§ Aim of the exercise:
Tally every line of the material that includes "район", then give the tally and nothing else.

§ Provided data:

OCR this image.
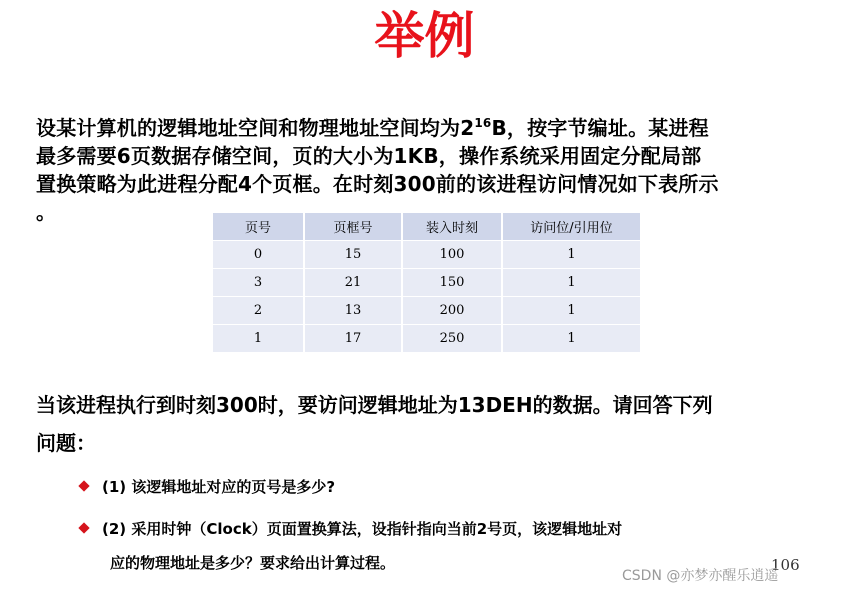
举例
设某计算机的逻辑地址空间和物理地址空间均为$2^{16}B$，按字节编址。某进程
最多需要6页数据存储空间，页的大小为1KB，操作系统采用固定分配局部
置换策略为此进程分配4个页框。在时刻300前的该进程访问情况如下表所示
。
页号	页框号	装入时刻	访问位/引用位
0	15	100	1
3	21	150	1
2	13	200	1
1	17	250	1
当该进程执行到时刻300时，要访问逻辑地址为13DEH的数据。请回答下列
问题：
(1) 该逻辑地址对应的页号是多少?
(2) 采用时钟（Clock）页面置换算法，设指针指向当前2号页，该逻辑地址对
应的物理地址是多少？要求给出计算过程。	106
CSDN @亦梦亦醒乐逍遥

--

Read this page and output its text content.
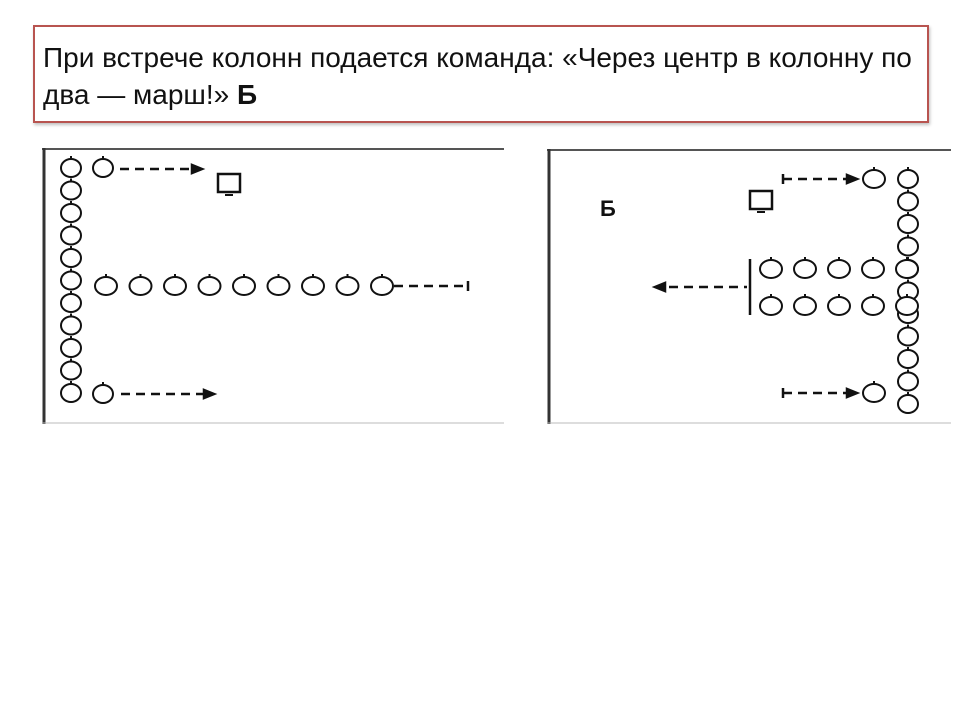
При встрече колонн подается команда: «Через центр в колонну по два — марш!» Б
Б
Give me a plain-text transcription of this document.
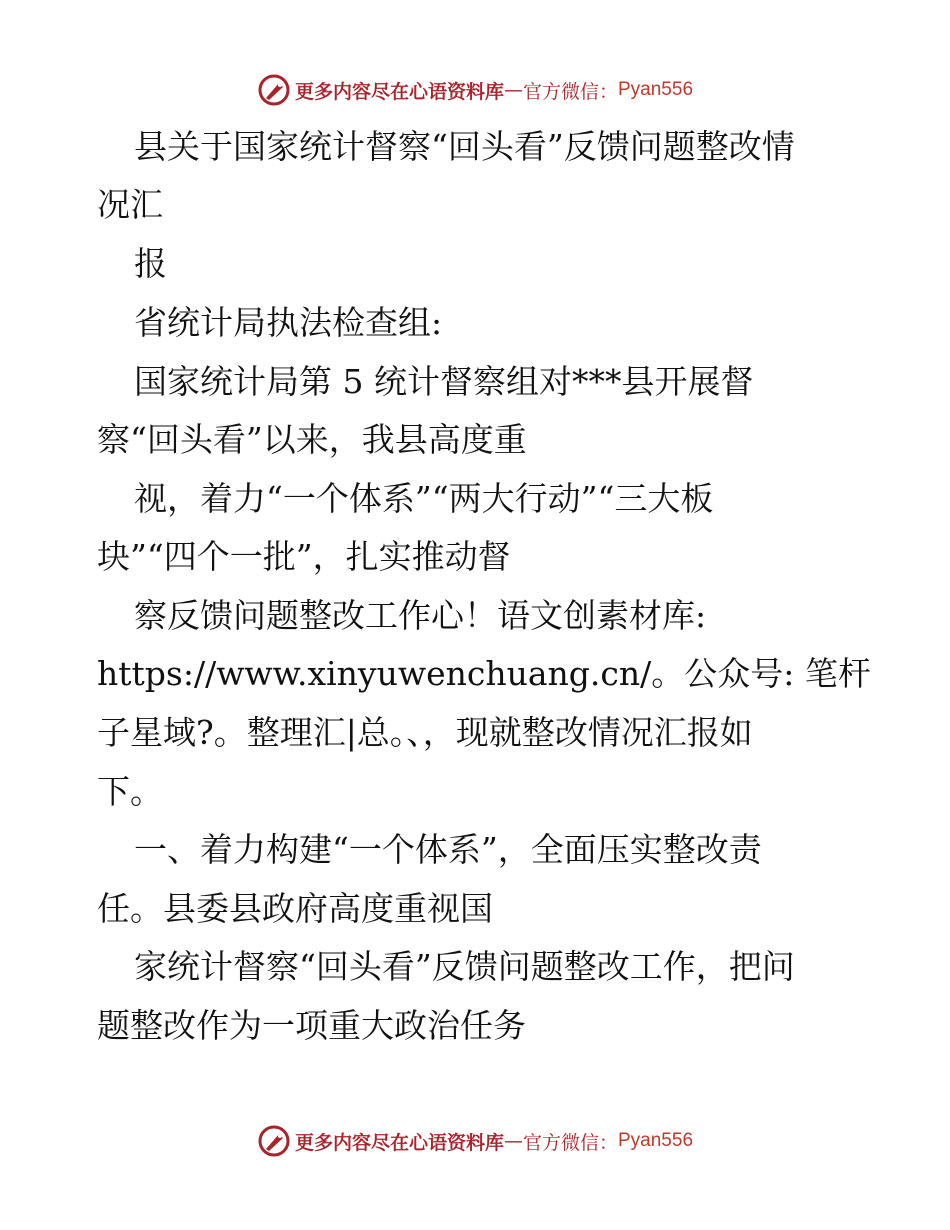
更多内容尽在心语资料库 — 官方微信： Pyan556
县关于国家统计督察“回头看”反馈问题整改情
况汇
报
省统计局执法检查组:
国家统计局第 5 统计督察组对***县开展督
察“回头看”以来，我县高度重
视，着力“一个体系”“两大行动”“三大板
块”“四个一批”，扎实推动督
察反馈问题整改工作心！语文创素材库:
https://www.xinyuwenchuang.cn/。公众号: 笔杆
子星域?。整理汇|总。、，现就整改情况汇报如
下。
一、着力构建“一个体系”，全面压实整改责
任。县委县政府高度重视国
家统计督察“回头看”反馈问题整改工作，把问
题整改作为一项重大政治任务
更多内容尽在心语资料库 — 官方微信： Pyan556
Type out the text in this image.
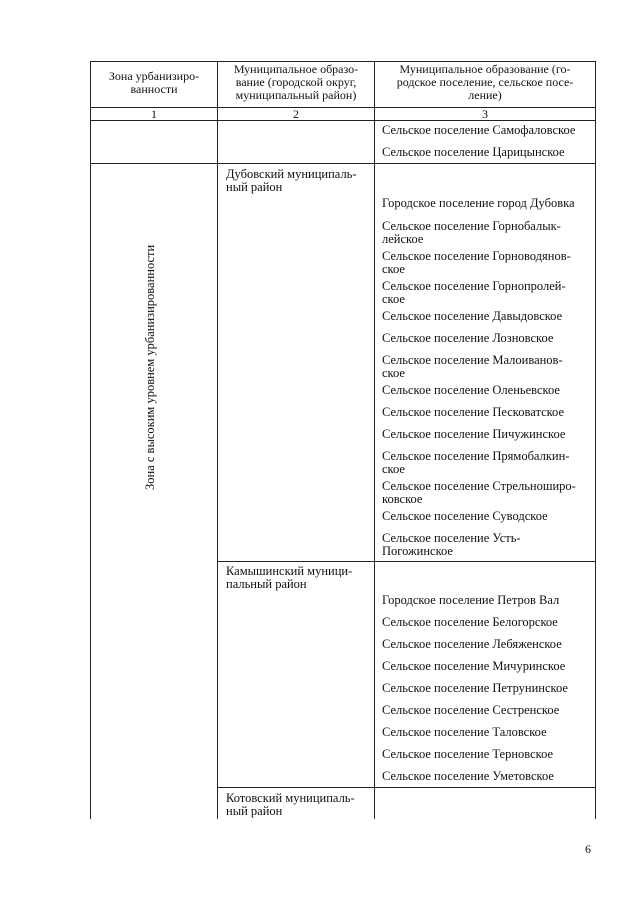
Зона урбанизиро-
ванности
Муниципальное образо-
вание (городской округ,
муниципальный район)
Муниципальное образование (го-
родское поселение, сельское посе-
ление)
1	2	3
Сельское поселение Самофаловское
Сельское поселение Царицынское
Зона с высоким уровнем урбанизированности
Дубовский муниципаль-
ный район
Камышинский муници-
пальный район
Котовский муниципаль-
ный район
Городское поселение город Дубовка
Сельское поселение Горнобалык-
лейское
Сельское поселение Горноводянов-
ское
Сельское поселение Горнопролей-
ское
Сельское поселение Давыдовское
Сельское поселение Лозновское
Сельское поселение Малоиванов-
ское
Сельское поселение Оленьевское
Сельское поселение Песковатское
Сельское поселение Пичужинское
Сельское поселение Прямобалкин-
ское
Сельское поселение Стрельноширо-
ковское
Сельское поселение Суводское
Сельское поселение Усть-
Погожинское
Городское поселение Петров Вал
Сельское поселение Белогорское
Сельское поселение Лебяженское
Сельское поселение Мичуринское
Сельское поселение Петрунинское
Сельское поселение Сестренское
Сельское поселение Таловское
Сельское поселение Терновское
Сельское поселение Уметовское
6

§ Exercise solution:
4